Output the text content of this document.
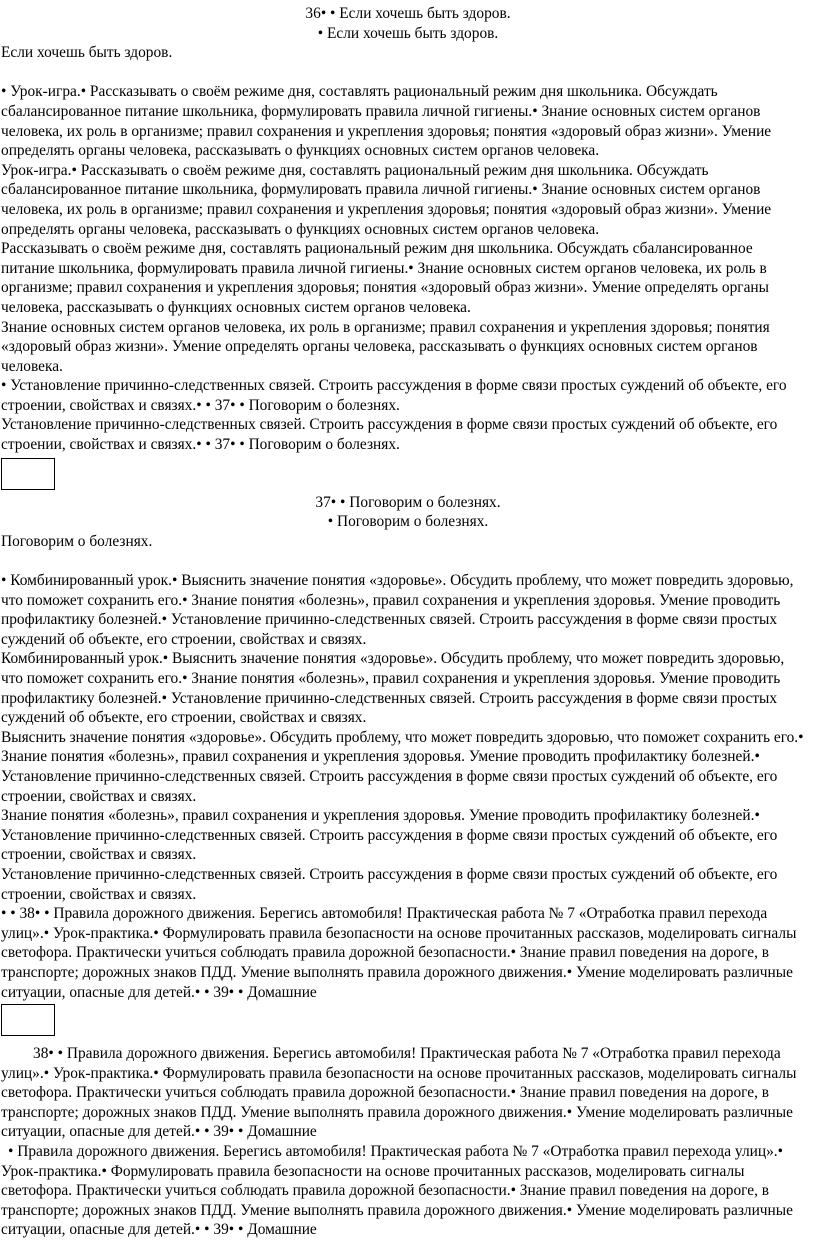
36• • Если хочешь быть здоров.
• Если хочешь быть здоров.
Если хочешь быть здоров.
• Урок-игра.• Рассказывать о своём режиме дня, составлять рациональный режим дня школьника. Обсуждать сбалансированное питание школьника, формулировать правила личной гигиены.• Знание основных систем органов человека, их роль в организме; правил сохранения и укрепления здоровья; понятия «здоровый образ жизни». Умение определять органы человека, рассказывать о функциях основных систем органов человека.
Урок-игра.• Рассказывать о своём режиме дня, составлять рациональный режим дня школьника. Обсуждать сбалансированное питание школьника, формулировать правила личной гигиены.• Знание основных систем органов человека, их роль в организме; правил сохранения и укрепления здоровья; понятия «здоровый образ жизни». Умение определять органы человека, рассказывать о функциях основных систем органов человека.
Рассказывать о своём режиме дня, составлять рациональный режим дня школьника. Обсуждать сбалансированное питание школьника, формулировать правила личной гигиены.• Знание основных систем органов человека, их роль в организме; правил сохранения и укрепления здоровья; понятия «здоровый образ жизни». Умение определять органы человека, рассказывать о функциях основных систем органов человека.
Знание основных систем органов человека, их роль в организме; правил сохранения и укрепления здоровья; понятия «здоровый образ жизни». Умение определять органы человека, рассказывать о функциях основных систем органов человека.
• Установление причинно-следственных связей. Строить рассуждения в форме связи простых суждений об объекте, его строении, свойствах и связях.• • 37• • Поговорим о болезнях.
Установление причинно-следственных связей. Строить рассуждения в форме связи простых суждений об объекте, его строении, свойствах и связях.• • 37• • Поговорим о болезнях.
37• • Поговорим о болезнях.
• Поговорим о болезнях.
Поговорим о болезнях.
• Комбинированный урок.• Выяснить значение понятия «здоровье». Обсудить проблему, что может повредить здоровью, что поможет сохранить его.• Знание понятия «болезнь», правил сохранения и укрепления здоровья. Умение проводить профилактику болезней.• Установление причинно-следственных связей. Строить рассуждения в форме связи простых суждений об объекте, его строении, свойствах и связях.
Комбинированный урок.• Выяснить значение понятия «здоровье». Обсудить проблему, что может повредить здоровью, что поможет сохранить его.• Знание понятия «болезнь», правил сохранения и укрепления здоровья. Умение проводить профилактику болезней.• Установление причинно-следственных связей. Строить рассуждения в форме связи простых суждений об объекте, его строении, свойствах и связях.
Выяснить значение понятия «здоровье». Обсудить проблему, что может повредить здоровью, что поможет сохранить его.• Знание понятия «болезнь», правил сохранения и укрепления здоровья. Умение проводить профилактику болезней.• Установление причинно-следственных связей. Строить рассуждения в форме связи простых суждений об объекте, его строении, свойствах и связях.
Знание понятия «болезнь», правил сохранения и укрепления здоровья. Умение проводить профилактику болезней.• Установление причинно-следственных связей. Строить рассуждения в форме связи простых суждений об объекте, его строении, свойствах и связях.
Установление причинно-следственных связей. Строить рассуждения в форме связи простых суждений об объекте, его строении, свойствах и связях.
• • 38• • Правила дорожного движения. Берегись автомобиля! Практическая работа № 7 «Отработка правил перехода улиц».• Урок-практика.• Формулировать правила безопасности на основе прочитанных рассказов, моделировать сигналы светофора. Практически учиться соблюдать правила дорожной безопасности.• Знание правил поведения на дороге, в транспорте; дорожных знаков ПДД. Умение выполнять правила дорожного движения.• Умение моделировать различные ситуации, опасные для детей.• • 39• • Домашние
38• • Правила дорожного движения. Берегись автомобиля! Практическая работа № 7 «Отработка правил перехода улиц».• Урок-практика.• Формулировать правила безопасности на основе прочитанных рассказов, моделировать сигналы светофора. Практически учиться соблюдать правила дорожной безопасности.• Знание правил поведения на дороге, в транспорте; дорожных знаков ПДД. Умение выполнять правила дорожного движения.• Умение моделировать различные ситуации, опасные для детей.• • 39• • Домашние
• Правила дорожного движения. Берегись автомобиля! Практическая работа № 7 «Отработка правил перехода улиц».• Урок-практика.• Формулировать правила безопасности на основе прочитанных рассказов, моделировать сигналы светофора. Практически учиться соблюдать правила дорожной безопасности.• Знание правил поведения на дороге, в транспорте; дорожных знаков ПДД. Умение выполнять правила дорожного движения.• Умение моделировать различные ситуации, опасные для детей.• • 39• • Домашние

Brief: Set down the lines of the records above exactly, apart from the pictures.

Answer to the problem:
Output the text content of this document.
36• • Если хочешь быть здоров.
• Если хочешь быть здоров.
Если хочешь быть здоров.
• Урок-игра.• Рассказывать о своём режиме дня, составлять рациональный режим дня школьника. Обсуждать сбалансированное питание школьника, формулировать правила личной гигиены.• Знание основных систем органов человека, их роль в организме; правил сохранения и укрепления здоровья; понятия «здоровый образ жизни». Умение определять органы человека, рассказывать о функциях основных систем органов человека.
Урок-игра.• Рассказывать о своём режиме дня, составлять рациональный режим дня школьника. Обсуждать сбалансированное питание школьника, формулировать правила личной гигиены.• Знание основных систем органов человека, их роль в организме; правил сохранения и укрепления здоровья; понятия «здоровый образ жизни». Умение определять органы человека, рассказывать о функциях основных систем органов человека.
Рассказывать о своём режиме дня, составлять рациональный режим дня школьника. Обсуждать сбалансированное питание школьника, формулировать правила личной гигиены.• Знание основных систем органов человека, их роль в организме; правил сохранения и укрепления здоровья; понятия «здоровый образ жизни». Умение определять органы человека, рассказывать о функциях основных систем органов человека.
Знание основных систем органов человека, их роль в организме; правил сохранения и укрепления здоровья; понятия «здоровый образ жизни». Умение определять органы человека, рассказывать о функциях основных систем органов человека.
• Установление причинно-следственных связей. Строить рассуждения в форме связи простых суждений об объекте, его строении, свойствах и связях.• • 37• • Поговорим о болезнях.
Установление причинно-следственных связей. Строить рассуждения в форме связи простых суждений об объекте, его строении, свойствах и связях.• • 37• • Поговорим о болезнях.
37• • Поговорим о болезнях.
• Поговорим о болезнях.
Поговорим о болезнях.
• Комбинированный урок.• Выяснить значение понятия «здоровье». Обсудить проблему, что может повредить здоровью, что поможет сохранить его.• Знание понятия «болезнь», правил сохранения и укрепления здоровья. Умение проводить профилактику болезней.• Установление причинно-следственных связей. Строить рассуждения в форме связи простых суждений об объекте, его строении, свойствах и связях.
Комбинированный урок.• Выяснить значение понятия «здоровье». Обсудить проблему, что может повредить здоровью, что поможет сохранить его.• Знание понятия «болезнь», правил сохранения и укрепления здоровья. Умение проводить профилактику болезней.• Установление причинно-следственных связей. Строить рассуждения в форме связи простых суждений об объекте, его строении, свойствах и связях.
Выяснить значение понятия «здоровье». Обсудить проблему, что может повредить здоровью, что поможет сохранить его.• Знание понятия «болезнь», правил сохранения и укрепления здоровья. Умение проводить профилактику болезней.• Установление причинно-следственных связей. Строить рассуждения в форме связи простых суждений об объекте, его строении, свойствах и связях.
Знание понятия «болезнь», правил сохранения и укрепления здоровья. Умение проводить профилактику болезней.• Установление причинно-следственных связей. Строить рассуждения в форме связи простых суждений об объекте, его строении, свойствах и связях.
Установление причинно-следственных связей. Строить рассуждения в форме связи простых суждений об объекте, его строении, свойствах и связях.
• • 38• • Правила дорожного движения. Берегись автомобиля! Практическая работа № 7 «Отработка правил перехода улиц».• Урок-практика.• Формулировать правила безопасности на основе прочитанных рассказов, моделировать сигналы светофора. Практически учиться соблюдать правила дорожной безопасности.• Знание правил поведения на дороге, в транспорте; дорожных знаков ПДД. Умение выполнять правила дорожного движения.• Умение моделировать различные ситуации, опасные для детей.• • 39• • Домашние
38• • Правила дорожного движения. Берегись автомобиля! Практическая работа № 7 «Отработка правил перехода улиц».• Урок-практика.• Формулировать правила безопасности на основе прочитанных рассказов, моделировать сигналы светофора. Практически учиться соблюдать правила дорожной безопасности.• Знание правил поведения на дороге, в транспорте; дорожных знаков ПДД. Умение выполнять правила дорожного движения.• Умение моделировать различные ситуации, опасные для детей.• • 39• • Домашние
• Правила дорожного движения. Берегись автомобиля! Практическая работа № 7 «Отработка правил перехода улиц».• Урок-практика.• Формулировать правила безопасности на основе прочитанных рассказов, моделировать сигналы светофора. Практически учиться соблюдать правила дорожной безопасности.• Знание правил поведения на дороге, в транспорте; дорожных знаков ПДД. Умение выполнять правила дорожного движения.• Умение моделировать различные ситуации, опасные для детей.• • 39• • Домашние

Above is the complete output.